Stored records

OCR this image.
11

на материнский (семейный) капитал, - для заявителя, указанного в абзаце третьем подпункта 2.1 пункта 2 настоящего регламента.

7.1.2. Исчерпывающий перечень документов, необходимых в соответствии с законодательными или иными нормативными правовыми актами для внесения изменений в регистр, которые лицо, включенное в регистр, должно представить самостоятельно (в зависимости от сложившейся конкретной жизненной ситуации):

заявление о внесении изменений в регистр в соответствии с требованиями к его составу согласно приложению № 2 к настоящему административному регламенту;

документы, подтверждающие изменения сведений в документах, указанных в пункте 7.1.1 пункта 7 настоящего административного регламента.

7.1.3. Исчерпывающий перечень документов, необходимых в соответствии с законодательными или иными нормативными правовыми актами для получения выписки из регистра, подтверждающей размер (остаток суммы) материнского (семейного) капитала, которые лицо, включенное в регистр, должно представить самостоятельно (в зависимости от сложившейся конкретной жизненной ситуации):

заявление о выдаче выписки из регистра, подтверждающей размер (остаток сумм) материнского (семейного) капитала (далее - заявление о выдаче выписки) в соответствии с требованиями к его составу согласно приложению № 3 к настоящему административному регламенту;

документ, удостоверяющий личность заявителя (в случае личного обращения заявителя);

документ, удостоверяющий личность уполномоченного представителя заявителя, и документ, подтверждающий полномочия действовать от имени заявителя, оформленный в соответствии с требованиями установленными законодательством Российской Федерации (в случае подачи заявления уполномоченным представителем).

- Work required
Write out the records above again, keeping each one identical to the original.

- Finished answer
OCR this image.
11

на материнский (семейный) капитал, - для заявителя, указанного в абзаце третьем подпункта 2.1 пункта 2 настоящего регламента.

7.1.2. Исчерпывающий перечень документов, необходимых в соответствии с законодательными или иными нормативными правовыми актами для внесения изменений в регистр, которые лицо, включенное в регистр, должно представить самостоятельно (в зависимости от сложившейся конкретной жизненной ситуации):

заявление о внесении изменений в регистр в соответствии с требованиями к его составу согласно приложению № 2 к настоящему административному регламенту;

документы, подтверждающие изменения сведений в документах, указанных в пункте 7.1.1 пункта 7 настоящего административного регламента.

7.1.3. Исчерпывающий перечень документов, необходимых в соответствии с законодательными или иными нормативными правовыми актами для получения выписки из регистра, подтверждающей размер (остаток суммы) материнского (семейного) капитала, которые лицо, включенное в регистр, должно представить самостоятельно (в зависимости от сложившейся конкретной жизненной ситуации):

заявление о выдаче выписки из регистра, подтверждающей размер (остаток сумм) материнского (семейного) капитала (далее - заявление о выдаче выписки) в соответствии с требованиями к его составу согласно приложению № 3 к настоящему административному регламенту;

документ, удостоверяющий личность заявителя (в случае личного обращения заявителя);

документ, удостоверяющий личность уполномоченного представителя заявителя, и документ, подтверждающий полномочия действовать от имени заявителя, оформленный в соответствии с требованиями установленными законодательством Российской Федерации (в случае подачи заявления уполномоченным представителем).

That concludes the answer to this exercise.